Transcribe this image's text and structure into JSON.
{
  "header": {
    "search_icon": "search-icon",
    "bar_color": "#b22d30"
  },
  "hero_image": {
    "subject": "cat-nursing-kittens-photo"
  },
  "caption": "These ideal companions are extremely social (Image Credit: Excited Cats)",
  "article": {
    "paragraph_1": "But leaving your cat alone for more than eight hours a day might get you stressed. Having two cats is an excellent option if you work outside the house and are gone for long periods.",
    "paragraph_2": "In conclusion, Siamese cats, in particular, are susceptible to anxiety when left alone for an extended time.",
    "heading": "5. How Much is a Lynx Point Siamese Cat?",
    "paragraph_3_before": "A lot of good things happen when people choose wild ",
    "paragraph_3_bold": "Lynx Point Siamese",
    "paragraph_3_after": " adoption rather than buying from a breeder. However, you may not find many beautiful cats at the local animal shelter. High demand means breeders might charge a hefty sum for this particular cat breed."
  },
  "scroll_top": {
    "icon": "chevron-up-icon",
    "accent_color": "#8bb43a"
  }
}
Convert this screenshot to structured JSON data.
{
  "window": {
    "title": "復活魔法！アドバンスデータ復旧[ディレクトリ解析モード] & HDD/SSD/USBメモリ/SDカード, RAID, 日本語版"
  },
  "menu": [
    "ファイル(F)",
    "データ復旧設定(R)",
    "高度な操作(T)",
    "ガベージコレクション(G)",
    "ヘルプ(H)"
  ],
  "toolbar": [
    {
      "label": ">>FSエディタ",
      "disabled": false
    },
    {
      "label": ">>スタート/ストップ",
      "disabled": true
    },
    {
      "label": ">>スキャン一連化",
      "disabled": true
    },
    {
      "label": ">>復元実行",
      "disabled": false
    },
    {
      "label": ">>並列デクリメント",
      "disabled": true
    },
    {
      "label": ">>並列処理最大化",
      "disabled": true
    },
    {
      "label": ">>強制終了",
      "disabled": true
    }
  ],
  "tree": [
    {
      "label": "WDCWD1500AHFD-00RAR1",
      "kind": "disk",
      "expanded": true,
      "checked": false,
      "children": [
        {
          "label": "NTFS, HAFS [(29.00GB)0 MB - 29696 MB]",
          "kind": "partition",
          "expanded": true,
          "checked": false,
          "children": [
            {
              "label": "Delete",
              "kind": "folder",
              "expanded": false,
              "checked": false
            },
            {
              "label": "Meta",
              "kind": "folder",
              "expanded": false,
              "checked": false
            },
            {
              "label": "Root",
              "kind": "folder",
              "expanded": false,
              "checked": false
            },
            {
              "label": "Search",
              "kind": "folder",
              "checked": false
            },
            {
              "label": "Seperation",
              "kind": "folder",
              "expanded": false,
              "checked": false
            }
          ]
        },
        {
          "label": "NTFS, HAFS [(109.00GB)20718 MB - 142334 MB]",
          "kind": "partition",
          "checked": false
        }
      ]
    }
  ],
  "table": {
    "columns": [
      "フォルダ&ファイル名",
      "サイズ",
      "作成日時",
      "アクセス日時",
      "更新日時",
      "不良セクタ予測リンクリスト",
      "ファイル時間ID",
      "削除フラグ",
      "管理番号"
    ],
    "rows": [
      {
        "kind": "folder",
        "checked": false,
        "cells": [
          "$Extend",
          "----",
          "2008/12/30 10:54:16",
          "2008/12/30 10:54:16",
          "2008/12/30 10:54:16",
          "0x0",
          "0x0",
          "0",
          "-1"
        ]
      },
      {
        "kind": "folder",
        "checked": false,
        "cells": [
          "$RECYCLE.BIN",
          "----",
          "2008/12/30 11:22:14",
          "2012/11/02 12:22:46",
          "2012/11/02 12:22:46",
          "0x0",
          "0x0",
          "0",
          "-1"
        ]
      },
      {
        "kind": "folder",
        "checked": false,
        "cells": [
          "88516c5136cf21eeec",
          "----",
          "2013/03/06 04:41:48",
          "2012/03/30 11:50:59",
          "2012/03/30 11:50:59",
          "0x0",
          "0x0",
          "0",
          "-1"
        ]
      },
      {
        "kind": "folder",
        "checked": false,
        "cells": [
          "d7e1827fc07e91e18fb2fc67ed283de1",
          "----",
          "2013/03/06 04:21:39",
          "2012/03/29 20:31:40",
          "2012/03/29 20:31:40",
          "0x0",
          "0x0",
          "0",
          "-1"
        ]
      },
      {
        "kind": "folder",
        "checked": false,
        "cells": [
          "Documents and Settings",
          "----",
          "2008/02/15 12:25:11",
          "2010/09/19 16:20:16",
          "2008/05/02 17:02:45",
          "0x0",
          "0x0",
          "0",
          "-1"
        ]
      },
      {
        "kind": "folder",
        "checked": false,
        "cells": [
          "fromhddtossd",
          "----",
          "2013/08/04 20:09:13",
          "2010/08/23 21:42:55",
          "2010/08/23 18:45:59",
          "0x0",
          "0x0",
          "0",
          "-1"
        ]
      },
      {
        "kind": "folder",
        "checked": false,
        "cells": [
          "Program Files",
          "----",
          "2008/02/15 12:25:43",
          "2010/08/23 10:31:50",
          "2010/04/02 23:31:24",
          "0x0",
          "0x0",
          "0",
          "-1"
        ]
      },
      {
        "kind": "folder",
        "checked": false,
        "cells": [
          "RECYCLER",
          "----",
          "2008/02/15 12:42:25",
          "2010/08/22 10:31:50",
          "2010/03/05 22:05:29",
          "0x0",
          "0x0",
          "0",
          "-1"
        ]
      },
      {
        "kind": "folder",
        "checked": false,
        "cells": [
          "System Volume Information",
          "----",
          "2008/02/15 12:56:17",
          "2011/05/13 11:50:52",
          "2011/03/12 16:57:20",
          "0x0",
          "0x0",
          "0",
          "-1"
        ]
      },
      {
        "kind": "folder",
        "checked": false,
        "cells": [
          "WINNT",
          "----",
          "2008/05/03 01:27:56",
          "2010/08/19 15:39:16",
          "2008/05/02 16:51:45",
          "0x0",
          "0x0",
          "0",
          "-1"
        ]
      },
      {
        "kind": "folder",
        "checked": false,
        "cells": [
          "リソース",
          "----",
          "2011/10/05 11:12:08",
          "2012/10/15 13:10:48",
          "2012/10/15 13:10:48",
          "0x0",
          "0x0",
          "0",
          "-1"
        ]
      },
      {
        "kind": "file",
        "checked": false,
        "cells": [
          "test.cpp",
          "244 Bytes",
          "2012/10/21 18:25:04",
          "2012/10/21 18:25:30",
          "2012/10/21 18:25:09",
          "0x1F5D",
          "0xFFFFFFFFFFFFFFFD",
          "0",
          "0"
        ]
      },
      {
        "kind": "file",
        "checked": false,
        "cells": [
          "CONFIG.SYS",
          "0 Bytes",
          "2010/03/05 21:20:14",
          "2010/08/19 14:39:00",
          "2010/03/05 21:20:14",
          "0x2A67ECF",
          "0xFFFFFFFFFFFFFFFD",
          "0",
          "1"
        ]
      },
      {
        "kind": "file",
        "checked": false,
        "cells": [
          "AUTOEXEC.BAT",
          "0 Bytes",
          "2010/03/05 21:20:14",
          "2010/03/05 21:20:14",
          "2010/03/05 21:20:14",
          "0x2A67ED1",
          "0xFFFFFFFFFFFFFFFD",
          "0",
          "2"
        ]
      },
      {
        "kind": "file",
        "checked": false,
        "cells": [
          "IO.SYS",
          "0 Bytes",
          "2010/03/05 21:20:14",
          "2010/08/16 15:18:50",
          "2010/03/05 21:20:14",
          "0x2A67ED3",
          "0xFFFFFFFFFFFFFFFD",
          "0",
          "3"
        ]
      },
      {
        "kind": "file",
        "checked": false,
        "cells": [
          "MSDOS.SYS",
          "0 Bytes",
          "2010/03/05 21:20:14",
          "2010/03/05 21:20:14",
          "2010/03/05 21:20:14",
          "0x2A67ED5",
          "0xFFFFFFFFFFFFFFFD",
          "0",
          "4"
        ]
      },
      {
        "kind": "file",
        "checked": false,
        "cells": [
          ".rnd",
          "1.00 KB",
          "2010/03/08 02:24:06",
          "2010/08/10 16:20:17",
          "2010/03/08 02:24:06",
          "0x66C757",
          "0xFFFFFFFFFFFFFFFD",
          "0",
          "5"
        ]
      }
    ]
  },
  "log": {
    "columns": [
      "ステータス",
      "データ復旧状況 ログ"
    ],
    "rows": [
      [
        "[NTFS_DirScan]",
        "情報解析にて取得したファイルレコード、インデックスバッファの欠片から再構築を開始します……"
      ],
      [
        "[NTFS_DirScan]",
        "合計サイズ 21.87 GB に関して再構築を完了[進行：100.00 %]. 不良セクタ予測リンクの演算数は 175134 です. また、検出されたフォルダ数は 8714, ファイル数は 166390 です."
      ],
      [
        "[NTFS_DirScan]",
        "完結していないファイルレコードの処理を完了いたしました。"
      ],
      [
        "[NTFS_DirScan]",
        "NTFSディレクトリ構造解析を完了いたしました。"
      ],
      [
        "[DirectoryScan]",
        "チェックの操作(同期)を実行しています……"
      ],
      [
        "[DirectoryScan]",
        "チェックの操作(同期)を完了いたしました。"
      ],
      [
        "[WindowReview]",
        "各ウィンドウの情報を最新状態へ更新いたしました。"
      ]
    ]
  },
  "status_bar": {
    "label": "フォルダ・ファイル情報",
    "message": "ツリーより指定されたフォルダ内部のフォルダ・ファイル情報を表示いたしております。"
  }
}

GOAL: Show the lines of the material that contain the word "particular".

RESPONSE TO THIS EXERCISE:
    "paragraph_2": "In conclusion, Siamese cats, in particular, are susceptible to anxiety when left alone for an extended time.",
    "paragraph_3_after": " adoption rather than buying from a breeder. However, you may not find many beautiful cats at the local animal shelter. High demand means breeders might charge a hefty sum for this particular cat breed."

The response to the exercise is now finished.